■ PROBLEM REQUIREMENTS:
Search the listing below for the string "유럽인과" and show each line that contains it.

>> start DATASET CONTENT

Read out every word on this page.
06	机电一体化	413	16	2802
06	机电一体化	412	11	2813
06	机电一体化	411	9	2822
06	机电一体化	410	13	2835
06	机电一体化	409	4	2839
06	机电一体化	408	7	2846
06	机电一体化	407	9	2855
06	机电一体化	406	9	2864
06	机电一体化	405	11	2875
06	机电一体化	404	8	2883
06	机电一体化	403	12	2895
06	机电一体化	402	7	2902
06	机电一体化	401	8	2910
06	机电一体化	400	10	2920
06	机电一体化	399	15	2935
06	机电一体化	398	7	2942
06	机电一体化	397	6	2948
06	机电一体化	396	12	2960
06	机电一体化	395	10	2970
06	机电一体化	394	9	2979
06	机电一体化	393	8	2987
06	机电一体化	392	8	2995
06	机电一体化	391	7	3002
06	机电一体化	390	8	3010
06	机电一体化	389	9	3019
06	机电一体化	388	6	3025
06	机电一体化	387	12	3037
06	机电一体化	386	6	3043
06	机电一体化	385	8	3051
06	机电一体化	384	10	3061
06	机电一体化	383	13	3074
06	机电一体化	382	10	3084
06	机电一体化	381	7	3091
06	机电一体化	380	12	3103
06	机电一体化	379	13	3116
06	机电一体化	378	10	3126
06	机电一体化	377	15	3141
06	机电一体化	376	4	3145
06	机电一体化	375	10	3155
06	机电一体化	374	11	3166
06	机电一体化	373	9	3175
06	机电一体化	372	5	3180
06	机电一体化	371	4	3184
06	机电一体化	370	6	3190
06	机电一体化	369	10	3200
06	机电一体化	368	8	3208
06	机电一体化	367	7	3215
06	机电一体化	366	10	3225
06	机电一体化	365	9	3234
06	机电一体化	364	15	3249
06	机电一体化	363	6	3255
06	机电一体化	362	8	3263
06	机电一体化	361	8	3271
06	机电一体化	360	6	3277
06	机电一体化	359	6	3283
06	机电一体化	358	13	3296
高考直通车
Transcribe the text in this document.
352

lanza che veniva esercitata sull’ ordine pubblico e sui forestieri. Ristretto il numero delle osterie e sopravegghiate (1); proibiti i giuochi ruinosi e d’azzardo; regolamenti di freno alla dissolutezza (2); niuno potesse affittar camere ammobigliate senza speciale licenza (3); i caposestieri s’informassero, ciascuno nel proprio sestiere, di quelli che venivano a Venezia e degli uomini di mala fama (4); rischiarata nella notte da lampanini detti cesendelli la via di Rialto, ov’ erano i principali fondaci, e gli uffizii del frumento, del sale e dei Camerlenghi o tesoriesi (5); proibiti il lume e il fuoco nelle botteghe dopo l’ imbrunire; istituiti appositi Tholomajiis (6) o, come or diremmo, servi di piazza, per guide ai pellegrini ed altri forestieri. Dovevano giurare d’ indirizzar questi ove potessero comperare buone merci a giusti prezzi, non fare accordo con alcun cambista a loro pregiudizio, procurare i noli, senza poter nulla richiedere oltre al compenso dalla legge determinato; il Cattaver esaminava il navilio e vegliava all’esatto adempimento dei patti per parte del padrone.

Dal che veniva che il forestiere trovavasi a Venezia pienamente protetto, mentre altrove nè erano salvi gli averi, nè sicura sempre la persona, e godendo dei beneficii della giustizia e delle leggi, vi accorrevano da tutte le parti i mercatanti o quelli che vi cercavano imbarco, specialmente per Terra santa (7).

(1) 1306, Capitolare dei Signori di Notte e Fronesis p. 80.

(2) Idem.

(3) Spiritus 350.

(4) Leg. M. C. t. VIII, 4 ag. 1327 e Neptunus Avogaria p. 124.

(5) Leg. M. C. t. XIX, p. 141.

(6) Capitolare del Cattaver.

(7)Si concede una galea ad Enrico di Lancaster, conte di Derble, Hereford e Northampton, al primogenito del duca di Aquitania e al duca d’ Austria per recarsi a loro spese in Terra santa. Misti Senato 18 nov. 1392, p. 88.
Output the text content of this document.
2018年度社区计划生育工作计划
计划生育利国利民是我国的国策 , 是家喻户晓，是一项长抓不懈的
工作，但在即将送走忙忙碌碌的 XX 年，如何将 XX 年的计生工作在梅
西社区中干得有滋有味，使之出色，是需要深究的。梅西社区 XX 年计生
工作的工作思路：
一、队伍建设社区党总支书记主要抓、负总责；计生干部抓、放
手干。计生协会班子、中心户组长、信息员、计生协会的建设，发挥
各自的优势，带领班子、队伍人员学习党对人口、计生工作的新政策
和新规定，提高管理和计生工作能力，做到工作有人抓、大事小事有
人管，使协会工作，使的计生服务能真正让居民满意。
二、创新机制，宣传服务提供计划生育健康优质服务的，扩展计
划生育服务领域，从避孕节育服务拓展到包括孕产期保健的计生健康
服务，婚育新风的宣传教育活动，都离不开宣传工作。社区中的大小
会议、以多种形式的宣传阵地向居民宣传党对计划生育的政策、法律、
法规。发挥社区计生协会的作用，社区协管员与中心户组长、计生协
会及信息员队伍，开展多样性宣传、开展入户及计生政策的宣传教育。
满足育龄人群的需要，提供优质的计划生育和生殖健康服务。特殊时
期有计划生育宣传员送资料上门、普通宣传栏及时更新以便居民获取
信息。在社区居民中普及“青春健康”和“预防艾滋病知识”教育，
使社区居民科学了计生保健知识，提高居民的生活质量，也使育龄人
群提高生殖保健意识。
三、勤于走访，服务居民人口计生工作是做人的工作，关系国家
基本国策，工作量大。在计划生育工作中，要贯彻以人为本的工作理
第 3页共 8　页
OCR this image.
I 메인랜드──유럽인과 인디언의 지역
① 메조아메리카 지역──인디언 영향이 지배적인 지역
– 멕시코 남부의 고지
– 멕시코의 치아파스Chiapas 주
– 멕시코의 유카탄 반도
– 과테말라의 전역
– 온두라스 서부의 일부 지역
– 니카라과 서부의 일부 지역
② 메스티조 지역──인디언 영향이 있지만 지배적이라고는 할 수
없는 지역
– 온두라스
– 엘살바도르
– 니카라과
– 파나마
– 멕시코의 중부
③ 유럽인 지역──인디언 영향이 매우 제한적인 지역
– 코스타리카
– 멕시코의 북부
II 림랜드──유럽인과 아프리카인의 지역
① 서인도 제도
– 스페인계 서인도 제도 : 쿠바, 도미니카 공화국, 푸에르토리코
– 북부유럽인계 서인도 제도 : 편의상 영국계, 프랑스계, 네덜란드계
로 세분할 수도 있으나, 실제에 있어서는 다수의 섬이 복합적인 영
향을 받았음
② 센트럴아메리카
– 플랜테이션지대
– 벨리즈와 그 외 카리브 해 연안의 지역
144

>> end DATASET CONTENT

■ CORRECT RESULT:
I 메인랜드──유럽인과 인디언의 지역
II 림랜드──유럽인과 아프리카인의 지역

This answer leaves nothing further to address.